== 依頼 1 ==
会話量と好感度に関する文章の中で、参加者が自分から話す時間としてランダムに割り当てられた割合をすべて挙げてください。

好かれたきゃ相手の話を聞け!」ってのは当たり前の話。こっちのことばっかしゃべって向こうの話を聞けなかったら、嫌われちゃうのが当然なわけです。

 

 

が、最近の研究(R)では、「会話ではより多く話す人の方が、他人からの好感度が高い!」って結論が出てておもしろかったです。従来の見解では、「会話の総量のうち、こちらは半分以下の時間しか話さない方が好感度が上がる」って考え方もあったんですが、それは間違いだったというんですな。

 

 

これはバージニア大学などの研究で、3つの実験を通して「会話量と好感度の関係」をチェックしてます。だいたいの内容をまとめておくと、

 

  1. 参加者たちに、「初対面の人に会ったときに、こちらはどれくらい話すべきか?」を尋ねる

  2. 参加者たちに見知らぬ人と会話をしてもらい、それぞれ30%、40%、50%、60%、70%のいずれかの時間で自分から話すようにランダムに割り当てる。そのうえで、会話の相手に好感度を尋ねる

 

みたいになってます。「会話の70%をこちらが話す」というと、嫌われて当然のような気もしちゃいますけど、果たして実際にはどんなものなのか、と。

== 依頼 2 ==
下の行データの先頭行から「- due-date-cell[interactable]: [903, 466, 1000, 491]」を含む行までを、両端の行も含めてそのまま出力してください。

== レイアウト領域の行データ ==

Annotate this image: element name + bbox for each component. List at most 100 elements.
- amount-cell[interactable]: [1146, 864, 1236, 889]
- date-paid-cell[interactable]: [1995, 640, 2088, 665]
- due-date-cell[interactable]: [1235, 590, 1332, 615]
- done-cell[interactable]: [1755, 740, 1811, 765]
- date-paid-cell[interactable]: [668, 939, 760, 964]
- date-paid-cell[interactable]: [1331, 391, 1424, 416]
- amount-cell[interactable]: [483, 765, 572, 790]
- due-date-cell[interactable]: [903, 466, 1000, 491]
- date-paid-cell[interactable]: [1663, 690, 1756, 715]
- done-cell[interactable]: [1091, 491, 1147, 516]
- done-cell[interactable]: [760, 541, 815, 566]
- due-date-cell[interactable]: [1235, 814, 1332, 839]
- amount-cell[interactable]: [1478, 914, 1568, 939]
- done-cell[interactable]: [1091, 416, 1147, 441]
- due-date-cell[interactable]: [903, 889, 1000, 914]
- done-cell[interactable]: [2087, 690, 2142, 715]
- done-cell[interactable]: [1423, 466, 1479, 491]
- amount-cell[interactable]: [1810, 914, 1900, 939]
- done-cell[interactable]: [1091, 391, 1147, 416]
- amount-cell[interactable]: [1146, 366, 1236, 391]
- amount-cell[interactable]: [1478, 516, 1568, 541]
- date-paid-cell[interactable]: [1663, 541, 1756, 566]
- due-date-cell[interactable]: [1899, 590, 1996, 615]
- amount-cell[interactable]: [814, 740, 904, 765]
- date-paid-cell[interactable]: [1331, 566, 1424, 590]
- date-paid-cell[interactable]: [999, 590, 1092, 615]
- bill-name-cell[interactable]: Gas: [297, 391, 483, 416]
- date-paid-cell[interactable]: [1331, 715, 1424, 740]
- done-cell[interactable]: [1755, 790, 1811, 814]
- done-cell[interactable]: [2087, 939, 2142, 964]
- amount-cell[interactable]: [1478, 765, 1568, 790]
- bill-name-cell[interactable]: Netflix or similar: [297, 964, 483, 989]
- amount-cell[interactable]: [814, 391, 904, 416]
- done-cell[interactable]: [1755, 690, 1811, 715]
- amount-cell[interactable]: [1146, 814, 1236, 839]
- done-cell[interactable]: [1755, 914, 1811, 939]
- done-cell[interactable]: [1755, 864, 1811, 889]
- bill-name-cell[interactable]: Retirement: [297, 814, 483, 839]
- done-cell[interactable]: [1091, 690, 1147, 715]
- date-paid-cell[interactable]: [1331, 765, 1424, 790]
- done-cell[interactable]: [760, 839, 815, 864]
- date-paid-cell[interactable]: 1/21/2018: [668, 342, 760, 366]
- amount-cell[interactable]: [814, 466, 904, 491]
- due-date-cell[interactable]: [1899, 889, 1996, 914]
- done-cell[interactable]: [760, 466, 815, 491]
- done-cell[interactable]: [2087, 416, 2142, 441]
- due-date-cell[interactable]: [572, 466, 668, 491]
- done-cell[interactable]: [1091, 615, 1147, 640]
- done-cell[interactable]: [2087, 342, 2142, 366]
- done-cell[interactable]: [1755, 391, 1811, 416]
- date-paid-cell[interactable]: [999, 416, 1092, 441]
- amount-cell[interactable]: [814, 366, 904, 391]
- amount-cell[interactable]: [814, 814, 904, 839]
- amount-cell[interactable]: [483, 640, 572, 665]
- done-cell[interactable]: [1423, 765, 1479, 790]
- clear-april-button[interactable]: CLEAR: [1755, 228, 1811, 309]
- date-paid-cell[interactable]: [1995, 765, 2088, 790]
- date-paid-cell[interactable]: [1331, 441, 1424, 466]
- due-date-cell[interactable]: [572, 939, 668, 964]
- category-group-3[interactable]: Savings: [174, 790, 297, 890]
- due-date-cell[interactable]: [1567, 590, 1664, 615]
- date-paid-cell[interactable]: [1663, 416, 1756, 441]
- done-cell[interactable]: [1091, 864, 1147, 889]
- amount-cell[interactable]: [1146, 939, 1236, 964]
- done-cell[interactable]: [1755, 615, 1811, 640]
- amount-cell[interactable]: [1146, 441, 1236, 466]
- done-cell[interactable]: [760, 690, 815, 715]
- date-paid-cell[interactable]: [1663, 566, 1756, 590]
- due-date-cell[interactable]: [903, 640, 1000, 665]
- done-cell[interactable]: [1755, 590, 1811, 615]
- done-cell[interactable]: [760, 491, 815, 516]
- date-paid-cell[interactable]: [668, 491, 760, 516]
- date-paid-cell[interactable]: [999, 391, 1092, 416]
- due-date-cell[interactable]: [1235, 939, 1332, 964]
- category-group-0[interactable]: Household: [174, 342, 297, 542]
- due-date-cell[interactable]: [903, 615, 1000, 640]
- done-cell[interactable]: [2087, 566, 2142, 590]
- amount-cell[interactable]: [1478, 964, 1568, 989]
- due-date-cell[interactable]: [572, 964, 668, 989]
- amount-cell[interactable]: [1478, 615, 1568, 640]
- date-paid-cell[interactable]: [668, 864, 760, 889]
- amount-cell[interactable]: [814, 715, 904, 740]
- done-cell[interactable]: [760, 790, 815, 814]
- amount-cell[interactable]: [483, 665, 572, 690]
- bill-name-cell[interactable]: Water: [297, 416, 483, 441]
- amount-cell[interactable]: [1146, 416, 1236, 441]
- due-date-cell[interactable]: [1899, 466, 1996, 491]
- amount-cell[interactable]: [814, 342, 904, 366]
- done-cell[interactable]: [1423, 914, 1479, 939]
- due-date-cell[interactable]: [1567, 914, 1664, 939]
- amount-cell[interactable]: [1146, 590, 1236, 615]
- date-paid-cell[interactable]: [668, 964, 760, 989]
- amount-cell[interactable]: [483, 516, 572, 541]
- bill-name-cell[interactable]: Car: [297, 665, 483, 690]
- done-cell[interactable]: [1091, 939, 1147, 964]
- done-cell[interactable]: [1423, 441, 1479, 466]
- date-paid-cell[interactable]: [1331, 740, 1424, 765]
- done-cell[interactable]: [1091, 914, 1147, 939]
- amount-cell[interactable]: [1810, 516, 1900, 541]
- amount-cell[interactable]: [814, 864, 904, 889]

== 回答 1 ==
30%、40%、50%、60%、70%

== 回答 2 ==
Annotate this image: element name + bbox for each component. List at most 100 elements.
- amount-cell[interactable]: [1146, 864, 1236, 889]
- date-paid-cell[interactable]: [1995, 640, 2088, 665]
- due-date-cell[interactable]: [1235, 590, 1332, 615]
- done-cell[interactable]: [1755, 740, 1811, 765]
- date-paid-cell[interactable]: [668, 939, 760, 964]
- date-paid-cell[interactable]: [1331, 391, 1424, 416]
- amount-cell[interactable]: [483, 765, 572, 790]
- due-date-cell[interactable]: [903, 466, 1000, 491]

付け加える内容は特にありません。